[Exercise aim] In the passage on Gaussian processes and linear differential equations, when is a GP said to be in a function space?

[Start of Given passage]

Operators defined over these three rings satisfy the assumptions of Lemma 1: multiplication commutes with expectations and the dominated convergence theorem implies that expectation commutes with derivatives, as realizations of \(g_\mathcal {F}\) are continuously differentiable. Furthermore, these rings act continuously on \(\mathcal {F}\): the Fréchet topology makes derivation continuous by construction, and multiplication by elements in \(\mathcal {F}\) is bounded as D is compact, which implies continuity in the Fréchet space \(\mathcal {F}\). In particular, we have the following:

Corollary 1

Let \(\mathcal {F}=C^\infty (D,{\mathbb {R}})\) be the space of smooth functions defined on a compact set \(D\subset {\mathbb {R}}^d\). Let \(g={{\,\mathrm{\mathcal{G}\mathcal{P}}\,}}(\mu (x),k(x,x'))\) with realizations in \(\mathcal {F}^{\ell ''}\) and \(B:\mathcal {F}^{\ell ''}\rightarrow \mathcal {F}^\ell \) a linear operator over one of the operator rings in Examples 23, or 4. Then, the pushforward GP \(B_*g\) is again Gaussian with

$$\begin{aligned} B_*g = {{\,\mathrm{\mathcal{G}\mathcal{P}}\,}}(B\mu (x),Bk(x,x')(B')^T) \text{, } \end{aligned}$$

where \(B'\) denotes the operation of B on functions with argument \(x'\).

4 Parametrizations

We consider solution sets of linear differential equations, how to parametrize them by a suitable matrix B and thereby describe them by a GP \(B_*g\). Let \(R\) be one of the rings from the previous section, \(\mathcal {F}\) the left \(R\)-module \(C^{\infty }(D, {\mathbb {R}})\) and \(A\in R^{\ell '\times \ell }\). Define the solution set \({{\,\mathrm{sol}\,}}_\mathcal {F}(A):=\{f\in \mathcal {F}^{\ell \times 1}\mid Af=0\}\) of A. We say that a GP is in a function space, if its realizations are a.s. contained in said space. We first describe the interplay of GPs and solution sets of operators.

Lemma 2

([19, Lemma 2.2]). Let \(g={{\,\mathrm{\mathcal{G}\mathcal{P}}\,}}(\mu ,k)\) be a GP in \(\mathcal {F}^{\ell \times 1}\). Then g is a GP in the solution set \({{\,\mathrm{sol}\,}}_\mathcal {F}(A)\) of \(A\in R^{\ell '\times \ell }\) if and only if both \(\mu \) is contained in \({{\,\mathrm{sol}\,}}_\mathcal {F}(A)\) and \(A_*(g-\mu )\) is the constant zero process.

[End of Given passage]
[Start of Information provided]

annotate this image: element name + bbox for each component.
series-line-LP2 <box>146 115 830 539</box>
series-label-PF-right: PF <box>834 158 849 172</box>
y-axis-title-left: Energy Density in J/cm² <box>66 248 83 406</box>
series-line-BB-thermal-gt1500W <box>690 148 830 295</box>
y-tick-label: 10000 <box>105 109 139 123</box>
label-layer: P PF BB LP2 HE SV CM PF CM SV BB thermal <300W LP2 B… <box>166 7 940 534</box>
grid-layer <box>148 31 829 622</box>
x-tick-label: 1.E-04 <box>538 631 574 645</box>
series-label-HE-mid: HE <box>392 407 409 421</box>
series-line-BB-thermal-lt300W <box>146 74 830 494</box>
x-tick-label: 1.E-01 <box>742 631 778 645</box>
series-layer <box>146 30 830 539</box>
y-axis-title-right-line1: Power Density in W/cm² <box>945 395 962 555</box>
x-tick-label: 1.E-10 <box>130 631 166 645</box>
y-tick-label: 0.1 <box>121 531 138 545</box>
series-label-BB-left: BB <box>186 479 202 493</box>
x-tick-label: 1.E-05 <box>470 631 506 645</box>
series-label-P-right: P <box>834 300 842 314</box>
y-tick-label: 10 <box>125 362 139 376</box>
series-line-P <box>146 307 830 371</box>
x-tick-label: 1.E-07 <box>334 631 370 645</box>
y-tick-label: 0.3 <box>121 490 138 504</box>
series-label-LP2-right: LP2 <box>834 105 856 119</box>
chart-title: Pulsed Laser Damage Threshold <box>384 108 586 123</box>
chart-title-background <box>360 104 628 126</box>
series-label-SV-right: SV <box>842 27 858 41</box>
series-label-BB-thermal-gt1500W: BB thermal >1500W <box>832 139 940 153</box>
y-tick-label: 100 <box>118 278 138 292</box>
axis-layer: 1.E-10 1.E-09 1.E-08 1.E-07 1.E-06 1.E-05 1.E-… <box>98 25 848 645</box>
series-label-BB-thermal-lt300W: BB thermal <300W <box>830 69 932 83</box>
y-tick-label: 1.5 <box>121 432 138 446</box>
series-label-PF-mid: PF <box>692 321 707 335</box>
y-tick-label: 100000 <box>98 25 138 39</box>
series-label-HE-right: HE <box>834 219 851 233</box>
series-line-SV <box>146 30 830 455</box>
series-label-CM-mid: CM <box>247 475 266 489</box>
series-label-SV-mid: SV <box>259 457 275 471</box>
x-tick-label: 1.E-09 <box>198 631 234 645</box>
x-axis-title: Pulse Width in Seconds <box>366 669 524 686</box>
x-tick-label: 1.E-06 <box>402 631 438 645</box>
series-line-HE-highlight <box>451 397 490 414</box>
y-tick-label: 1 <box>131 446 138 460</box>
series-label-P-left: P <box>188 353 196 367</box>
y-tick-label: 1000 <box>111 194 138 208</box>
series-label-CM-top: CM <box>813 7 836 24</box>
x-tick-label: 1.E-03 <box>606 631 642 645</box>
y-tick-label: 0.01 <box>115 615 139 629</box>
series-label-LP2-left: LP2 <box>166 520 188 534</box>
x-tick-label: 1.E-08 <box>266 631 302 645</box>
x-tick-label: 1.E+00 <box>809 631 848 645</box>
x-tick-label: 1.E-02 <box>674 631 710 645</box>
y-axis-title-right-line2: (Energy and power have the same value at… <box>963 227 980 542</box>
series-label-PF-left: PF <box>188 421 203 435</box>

[End of Information provided]

[Output of the exercise] A GP is in a function space when its realizations are almost surely contained in that space.